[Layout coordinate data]
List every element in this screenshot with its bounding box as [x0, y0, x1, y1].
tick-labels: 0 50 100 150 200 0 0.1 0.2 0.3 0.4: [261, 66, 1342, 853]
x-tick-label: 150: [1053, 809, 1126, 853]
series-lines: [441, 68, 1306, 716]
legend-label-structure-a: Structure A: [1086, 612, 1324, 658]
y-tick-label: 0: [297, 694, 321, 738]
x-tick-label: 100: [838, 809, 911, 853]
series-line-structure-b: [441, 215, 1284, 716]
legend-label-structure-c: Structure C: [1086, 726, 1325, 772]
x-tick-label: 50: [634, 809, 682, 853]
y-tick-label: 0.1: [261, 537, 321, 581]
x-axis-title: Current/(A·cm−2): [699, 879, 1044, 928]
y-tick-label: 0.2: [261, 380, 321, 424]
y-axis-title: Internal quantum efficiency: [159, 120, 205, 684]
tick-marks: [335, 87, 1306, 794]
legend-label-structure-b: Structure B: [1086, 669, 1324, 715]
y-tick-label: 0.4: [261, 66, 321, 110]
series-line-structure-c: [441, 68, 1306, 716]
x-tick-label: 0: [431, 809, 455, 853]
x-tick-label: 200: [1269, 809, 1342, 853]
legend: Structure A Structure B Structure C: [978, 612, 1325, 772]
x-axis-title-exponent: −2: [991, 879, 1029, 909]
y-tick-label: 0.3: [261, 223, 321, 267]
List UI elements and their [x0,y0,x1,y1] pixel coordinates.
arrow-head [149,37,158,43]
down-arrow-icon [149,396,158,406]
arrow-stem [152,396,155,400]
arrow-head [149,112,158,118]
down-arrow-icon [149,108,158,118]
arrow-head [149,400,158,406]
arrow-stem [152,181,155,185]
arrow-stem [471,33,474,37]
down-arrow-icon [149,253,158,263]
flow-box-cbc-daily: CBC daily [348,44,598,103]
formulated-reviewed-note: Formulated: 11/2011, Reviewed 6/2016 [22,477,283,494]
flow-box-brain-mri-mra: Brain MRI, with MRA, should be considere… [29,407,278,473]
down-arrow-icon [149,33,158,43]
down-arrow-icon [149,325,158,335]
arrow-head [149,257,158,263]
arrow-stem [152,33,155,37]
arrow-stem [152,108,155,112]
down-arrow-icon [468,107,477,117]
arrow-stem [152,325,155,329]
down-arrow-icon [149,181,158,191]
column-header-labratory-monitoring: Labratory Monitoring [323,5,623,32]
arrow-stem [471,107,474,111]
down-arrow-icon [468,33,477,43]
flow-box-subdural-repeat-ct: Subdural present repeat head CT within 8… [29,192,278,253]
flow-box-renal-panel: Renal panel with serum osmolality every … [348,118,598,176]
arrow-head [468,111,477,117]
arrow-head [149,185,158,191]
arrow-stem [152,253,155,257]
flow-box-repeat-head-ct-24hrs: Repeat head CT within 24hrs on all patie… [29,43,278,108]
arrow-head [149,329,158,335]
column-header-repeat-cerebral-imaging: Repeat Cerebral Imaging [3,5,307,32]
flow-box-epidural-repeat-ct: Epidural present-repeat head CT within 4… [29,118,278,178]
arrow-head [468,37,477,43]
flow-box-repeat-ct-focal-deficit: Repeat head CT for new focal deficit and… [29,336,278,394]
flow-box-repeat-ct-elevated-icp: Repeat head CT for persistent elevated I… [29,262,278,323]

● Problem description
Copy every line of the material above without changing any character.

● Reply to the task
List every element in this screenshot with its bounding box as [x0, y0, x1, y1].
tick-labels: 0 50 100 150 200 0 0.1 0.2 0.3 0.4: [261, 66, 1342, 853]
x-tick-label: 150: [1053, 809, 1126, 853]
series-lines: [441, 68, 1306, 716]
legend-label-structure-a: Structure A: [1086, 612, 1324, 658]
y-tick-label: 0: [297, 694, 321, 738]
x-tick-label: 100: [838, 809, 911, 853]
series-line-structure-b: [441, 215, 1284, 716]
legend-label-structure-c: Structure C: [1086, 726, 1325, 772]
x-tick-label: 50: [634, 809, 682, 853]
y-tick-label: 0.1: [261, 537, 321, 581]
x-axis-title: Current/(A·cm−2): [699, 879, 1044, 928]
y-tick-label: 0.2: [261, 380, 321, 424]
y-axis-title: Internal quantum efficiency: [159, 120, 205, 684]
tick-marks: [335, 87, 1306, 794]
legend-label-structure-b: Structure B: [1086, 669, 1324, 715]
y-tick-label: 0.4: [261, 66, 321, 110]
series-line-structure-c: [441, 68, 1306, 716]
x-tick-label: 0: [431, 809, 455, 853]
x-tick-label: 200: [1269, 809, 1342, 853]
legend: Structure A Structure B Structure C: [978, 612, 1325, 772]
x-axis-title-exponent: −2: [991, 879, 1029, 909]
y-tick-label: 0.3: [261, 223, 321, 267]
List UI elements and their [x0,y0,x1,y1] pixel coordinates.
arrow-head [149,37,158,43]
down-arrow-icon [149,396,158,406]
arrow-stem [152,396,155,400]
arrow-head [149,112,158,118]
down-arrow-icon [149,108,158,118]
arrow-head [149,400,158,406]
arrow-stem [152,181,155,185]
arrow-stem [471,33,474,37]
down-arrow-icon [149,253,158,263]
flow-box-cbc-daily: CBC daily [348,44,598,103]
formulated-reviewed-note: Formulated: 11/2011, Reviewed 6/2016 [22,477,283,494]
flow-box-brain-mri-mra: Brain MRI, with MRA, should be considere… [29,407,278,473]
down-arrow-icon [149,33,158,43]
down-arrow-icon [149,325,158,335]
arrow-head [149,257,158,263]
arrow-stem [152,33,155,37]
arrow-stem [152,108,155,112]
down-arrow-icon [468,107,477,117]
arrow-stem [152,325,155,329]
down-arrow-icon [149,181,158,191]
column-header-labratory-monitoring: Labratory Monitoring [323,5,623,32]
arrow-stem [471,107,474,111]
down-arrow-icon [468,33,477,43]
flow-box-subdural-repeat-ct: Subdural present repeat head CT within 8… [29,192,278,253]
flow-box-renal-panel: Renal panel with serum osmolality every … [348,118,598,176]
arrow-head [468,111,477,117]
arrow-head [149,185,158,191]
arrow-stem [152,253,155,257]
flow-box-repeat-head-ct-24hrs: Repeat head CT within 24hrs on all patie… [29,43,278,108]
arrow-head [149,329,158,335]
column-header-repeat-cerebral-imaging: Repeat Cerebral Imaging [3,5,307,32]
flow-box-epidural-repeat-ct: Epidural present-repeat head CT within 4… [29,118,278,178]
arrow-head [468,37,477,43]
flow-box-repeat-ct-focal-deficit: Repeat head CT for new focal deficit and… [29,336,278,394]
flow-box-repeat-ct-elevated-icp: Repeat head CT for persistent elevated I… [29,262,278,323]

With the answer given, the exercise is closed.